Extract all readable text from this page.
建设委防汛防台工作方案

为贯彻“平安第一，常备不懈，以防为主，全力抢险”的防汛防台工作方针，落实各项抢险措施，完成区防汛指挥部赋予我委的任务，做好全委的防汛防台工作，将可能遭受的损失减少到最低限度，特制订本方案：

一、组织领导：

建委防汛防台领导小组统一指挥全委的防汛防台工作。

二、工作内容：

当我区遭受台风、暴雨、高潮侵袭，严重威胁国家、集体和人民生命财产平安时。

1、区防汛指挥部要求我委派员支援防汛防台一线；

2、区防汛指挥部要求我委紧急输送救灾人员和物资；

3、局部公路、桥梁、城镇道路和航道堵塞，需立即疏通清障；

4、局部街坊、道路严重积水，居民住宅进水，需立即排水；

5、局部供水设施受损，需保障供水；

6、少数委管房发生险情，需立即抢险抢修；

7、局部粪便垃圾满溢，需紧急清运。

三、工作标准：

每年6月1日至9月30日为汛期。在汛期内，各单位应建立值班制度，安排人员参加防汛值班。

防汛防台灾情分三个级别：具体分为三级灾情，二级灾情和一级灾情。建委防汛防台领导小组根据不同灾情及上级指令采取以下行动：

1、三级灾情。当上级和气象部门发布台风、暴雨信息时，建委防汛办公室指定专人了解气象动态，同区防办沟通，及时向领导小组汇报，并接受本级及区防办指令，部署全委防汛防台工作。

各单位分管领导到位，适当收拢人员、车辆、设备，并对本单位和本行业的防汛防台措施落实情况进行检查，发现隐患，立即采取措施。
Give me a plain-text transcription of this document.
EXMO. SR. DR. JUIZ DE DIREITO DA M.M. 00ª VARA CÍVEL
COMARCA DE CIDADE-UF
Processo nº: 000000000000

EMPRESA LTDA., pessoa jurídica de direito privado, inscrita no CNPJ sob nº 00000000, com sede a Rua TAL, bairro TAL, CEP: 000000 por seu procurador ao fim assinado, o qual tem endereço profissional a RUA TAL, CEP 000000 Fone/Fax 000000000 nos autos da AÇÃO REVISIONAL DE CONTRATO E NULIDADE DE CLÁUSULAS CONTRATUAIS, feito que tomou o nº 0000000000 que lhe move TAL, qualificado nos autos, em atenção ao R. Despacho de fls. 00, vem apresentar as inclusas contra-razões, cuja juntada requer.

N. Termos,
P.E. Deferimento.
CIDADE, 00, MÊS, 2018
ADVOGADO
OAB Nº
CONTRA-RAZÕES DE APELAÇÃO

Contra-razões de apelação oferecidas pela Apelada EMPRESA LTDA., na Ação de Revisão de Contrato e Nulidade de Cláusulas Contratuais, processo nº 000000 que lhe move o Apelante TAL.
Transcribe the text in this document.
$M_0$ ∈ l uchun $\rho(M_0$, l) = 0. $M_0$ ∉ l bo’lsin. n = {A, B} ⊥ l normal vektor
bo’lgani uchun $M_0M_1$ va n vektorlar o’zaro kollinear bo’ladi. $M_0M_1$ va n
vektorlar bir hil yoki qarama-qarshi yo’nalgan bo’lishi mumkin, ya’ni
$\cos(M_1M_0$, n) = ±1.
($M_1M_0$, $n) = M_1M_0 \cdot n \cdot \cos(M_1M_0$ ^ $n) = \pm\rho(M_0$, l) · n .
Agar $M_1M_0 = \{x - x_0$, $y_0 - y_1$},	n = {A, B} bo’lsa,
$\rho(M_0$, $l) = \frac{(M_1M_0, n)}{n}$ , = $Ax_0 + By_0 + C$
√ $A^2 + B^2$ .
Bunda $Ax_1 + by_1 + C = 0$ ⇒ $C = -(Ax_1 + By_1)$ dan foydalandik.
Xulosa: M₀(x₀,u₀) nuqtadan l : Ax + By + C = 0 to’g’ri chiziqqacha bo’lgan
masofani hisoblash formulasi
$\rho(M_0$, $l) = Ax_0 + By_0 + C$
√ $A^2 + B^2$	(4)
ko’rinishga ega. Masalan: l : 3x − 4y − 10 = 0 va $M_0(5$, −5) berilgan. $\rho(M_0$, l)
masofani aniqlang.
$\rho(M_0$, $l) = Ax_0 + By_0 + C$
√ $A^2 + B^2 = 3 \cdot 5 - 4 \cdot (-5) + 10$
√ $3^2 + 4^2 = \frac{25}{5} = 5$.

☆ ☆ ☆ ☆ ☆

— Required work —
For each line above that contains the word "move", copy that line.

— Reply to the exercise —
EMPRESA LTDA., pessoa jurídica de direito privado, inscrita no CNPJ sob nº 00000000, com sede a Rua TAL, bairro TAL, CEP: 000000 por seu procurador ao fim assinado, o qual tem endereço profissional a RUA TAL, CEP 000000 Fone/Fax 000000000 nos autos da AÇÃO REVISIONAL DE CONTRATO E NULIDADE DE CLÁUSULAS CONTRATUAIS, feito que tomou o nº 0000000000 que lhe move TAL, qualificado nos autos, em atenção ao R. Despacho de fls. 00, vem apresentar as inclusas contra-razões, cuja juntada requer.
Contra-razões de apelação oferecidas pela Apelada EMPRESA LTDA., na Ação de Revisão de Contrato e Nulidade de Cláusulas Contratuais, processo nº 000000 que lhe move o Apelante TAL.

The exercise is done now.